>> Begin

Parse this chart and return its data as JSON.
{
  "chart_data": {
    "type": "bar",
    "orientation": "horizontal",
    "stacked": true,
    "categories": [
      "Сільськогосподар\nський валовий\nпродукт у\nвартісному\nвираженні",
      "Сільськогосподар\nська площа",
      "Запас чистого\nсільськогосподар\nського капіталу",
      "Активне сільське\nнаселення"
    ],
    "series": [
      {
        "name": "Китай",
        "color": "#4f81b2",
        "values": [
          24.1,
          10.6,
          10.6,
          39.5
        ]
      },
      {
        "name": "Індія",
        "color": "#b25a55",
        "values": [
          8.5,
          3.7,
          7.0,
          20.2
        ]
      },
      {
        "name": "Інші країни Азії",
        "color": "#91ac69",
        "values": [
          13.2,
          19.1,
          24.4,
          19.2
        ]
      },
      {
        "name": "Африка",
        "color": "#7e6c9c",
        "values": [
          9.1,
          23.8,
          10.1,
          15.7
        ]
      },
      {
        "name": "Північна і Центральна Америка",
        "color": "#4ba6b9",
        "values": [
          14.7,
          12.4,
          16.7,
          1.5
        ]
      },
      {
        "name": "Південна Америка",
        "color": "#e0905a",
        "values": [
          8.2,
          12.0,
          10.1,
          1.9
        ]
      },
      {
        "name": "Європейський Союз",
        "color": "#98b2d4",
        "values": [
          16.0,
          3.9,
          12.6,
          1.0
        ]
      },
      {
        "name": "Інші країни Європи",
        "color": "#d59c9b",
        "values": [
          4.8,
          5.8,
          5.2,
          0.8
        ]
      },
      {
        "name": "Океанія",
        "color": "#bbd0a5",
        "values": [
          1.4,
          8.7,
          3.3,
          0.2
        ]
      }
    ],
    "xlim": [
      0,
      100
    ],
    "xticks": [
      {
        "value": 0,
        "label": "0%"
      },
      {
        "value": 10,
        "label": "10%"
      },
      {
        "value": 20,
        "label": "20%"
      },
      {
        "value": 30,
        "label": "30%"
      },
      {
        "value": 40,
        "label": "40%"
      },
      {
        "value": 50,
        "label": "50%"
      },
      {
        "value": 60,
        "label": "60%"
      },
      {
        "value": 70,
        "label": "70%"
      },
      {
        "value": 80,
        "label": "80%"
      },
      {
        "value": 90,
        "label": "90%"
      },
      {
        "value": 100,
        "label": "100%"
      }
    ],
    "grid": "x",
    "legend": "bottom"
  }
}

>> End

Print every entry exactly as it appears.

Parse this chart and return its data as JSON.
{
  "chart_data": {
    "type": "bar",
    "orientation": "horizontal",
    "stacked": true,
    "categories": [
      "Сільськогосподар\nський валовий\nпродукт у\nвартісному\nвираженні",
      "Сільськогосподар\nська площа",
      "Запас чистого\nсільськогосподар\nського капіталу",
      "Активне сільське\nнаселення"
    ],
    "series": [
      {
        "name": "Китай",
        "color": "#4f81b2",
        "values": [
          24.1,
          10.6,
          10.6,
          39.5
        ]
      },
      {
        "name": "Індія",
        "color": "#b25a55",
        "values": [
          8.5,
          3.7,
          7.0,
          20.2
        ]
      },
      {
        "name": "Інші країни Азії",
        "color": "#91ac69",
        "values": [
          13.2,
          19.1,
          24.4,
          19.2
        ]
      },
      {
        "name": "Африка",
        "color": "#7e6c9c",
        "values": [
          9.1,
          23.8,
          10.1,
          15.7
        ]
      },
      {
        "name": "Північна і Центральна Америка",
        "color": "#4ba6b9",
        "values": [
          14.7,
          12.4,
          16.7,
          1.5
        ]
      },
      {
        "name": "Південна Америка",
        "color": "#e0905a",
        "values": [
          8.2,
          12.0,
          10.1,
          1.9
        ]
      },
      {
        "name": "Європейський Союз",
        "color": "#98b2d4",
        "values": [
          16.0,
          3.9,
          12.6,
          1.0
        ]
      },
      {
        "name": "Інші країни Європи",
        "color": "#d59c9b",
        "values": [
          4.8,
          5.8,
          5.2,
          0.8
        ]
      },
      {
        "name": "Океанія",
        "color": "#bbd0a5",
        "values": [
          1.4,
          8.7,
          3.3,
          0.2
        ]
      }
    ],
    "xlim": [
      0,
      100
    ],
    "xticks": [
      {
        "value": 0,
        "label": "0%"
      },
      {
        "value": 10,
        "label": "10%"
      },
      {
        "value": 20,
        "label": "20%"
      },
      {
        "value": 30,
        "label": "30%"
      },
      {
        "value": 40,
        "label": "40%"
      },
      {
        "value": 50,
        "label": "50%"
      },
      {
        "value": 60,
        "label": "60%"
      },
      {
        "value": 70,
        "label": "70%"
      },
      {
        "value": 80,
        "label": "80%"
      },
      {
        "value": 90,
        "label": "90%"
      },
      {
        "value": 100,
        "label": "100%"
      }
    ],
    "grid": "x",
    "legend": "bottom"
  }
}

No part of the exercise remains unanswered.